— START Material —

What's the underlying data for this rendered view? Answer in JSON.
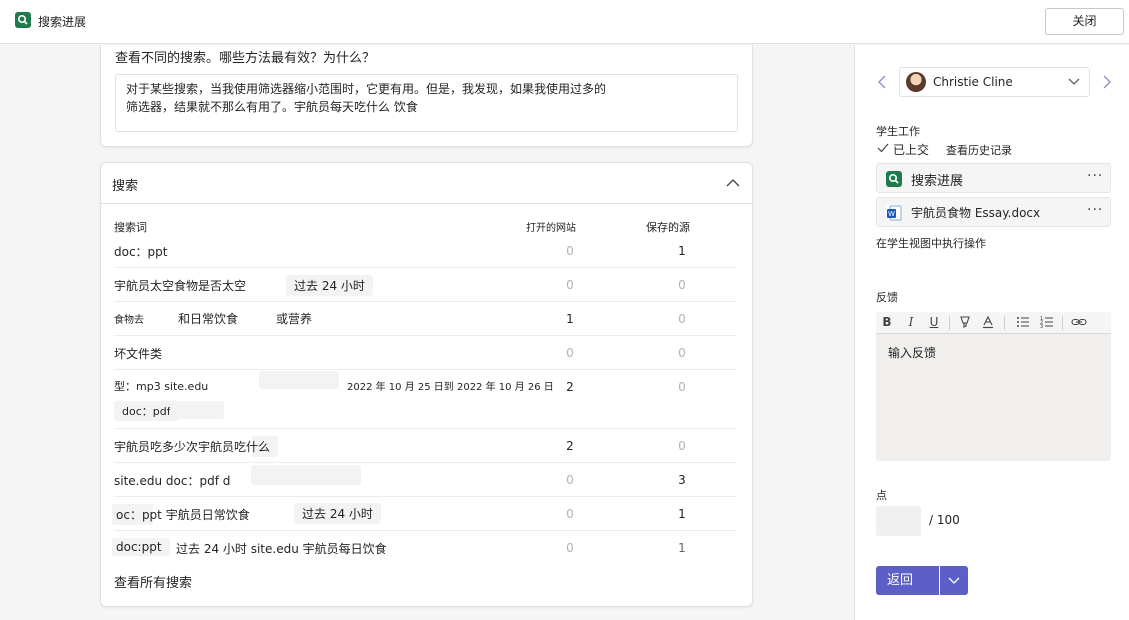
{
  "app": {
    "title": "搜索进展",
    "close_label": "关闭"
  },
  "question_card": {
    "question": "查看不同的搜索。哪些方法最有效？为什么？",
    "answer_line1": "对于某些搜索，当我使用筛选器缩小范围时，它更有用。但是，我发现，如果我使用过多的",
    "answer_line2": "筛选器，结果就不那么有用了。宇航员每天吃什么 饮食"
  },
  "search_card": {
    "title": "搜索",
    "columns": {
      "term": "搜索词",
      "opened": "打开的网站",
      "saved": "保存的源"
    },
    "rows": [
      {
        "parts": [
          "doc：ppt"
        ],
        "opened": "0",
        "saved": "1"
      },
      {
        "parts": [
          "宇航员太空食物是否太空",
          "过去 24 小时"
        ],
        "opened": "0",
        "saved": "0"
      },
      {
        "parts": [
          "食物去",
          "和日常饮食",
          "或营养"
        ],
        "opened": "1",
        "saved": "0"
      },
      {
        "parts": [
          "坏文件类"
        ],
        "opened": "0",
        "saved": "0"
      },
      {
        "parts": [
          "型：mp3 site.edu",
          "2022 年 10 月 25 日到 2022 年 10 月 26 日",
          "doc：pdf"
        ],
        "opened": "2",
        "saved": "0"
      },
      {
        "parts": [
          "宇航员吃多少次宇航员吃什么"
        ],
        "opened": "2",
        "saved": "0"
      },
      {
        "parts": [
          "site.edu doc：pdf d"
        ],
        "opened": "0",
        "saved": "3"
      },
      {
        "parts": [
          "oc：ppt 宇航员日常饮食",
          "过去 24 小时"
        ],
        "opened": "0",
        "saved": "1"
      },
      {
        "parts": [
          "doc:ppt",
          "过去 24 小时 site.edu 宇航员每日饮食"
        ],
        "opened": "0",
        "saved": "1"
      }
    ],
    "view_all": "查看所有搜索"
  },
  "panel": {
    "student_name": "Christie Cline",
    "student_work_label": "学生工作",
    "submitted_label": "已上交",
    "history_label": "查看历史记录",
    "files": [
      {
        "name": "搜索进展",
        "icon": "search-progress-icon",
        "color": "#1f7a4d"
      },
      {
        "name": "宇航员食物 Essay.docx",
        "icon": "word-doc-icon",
        "color": "#185abd"
      }
    ],
    "student_view_label": "在学生视图中执行操作",
    "feedback_label": "反馈",
    "feedback_placeholder": "输入反馈",
    "points_label": "点",
    "points_total": "/ 100",
    "return_label": "返回"
  },
  "colors": {
    "accent": "#5b5fc7",
    "app_green": "#1f7a4d",
    "word_blue": "#185abd"
  }
}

— END Material —

### [Task prompt]
Identify and copy lines that hold the string "icon".

### [Response]
        "icon": "search-progress-icon",
        "icon": "word-doc-icon",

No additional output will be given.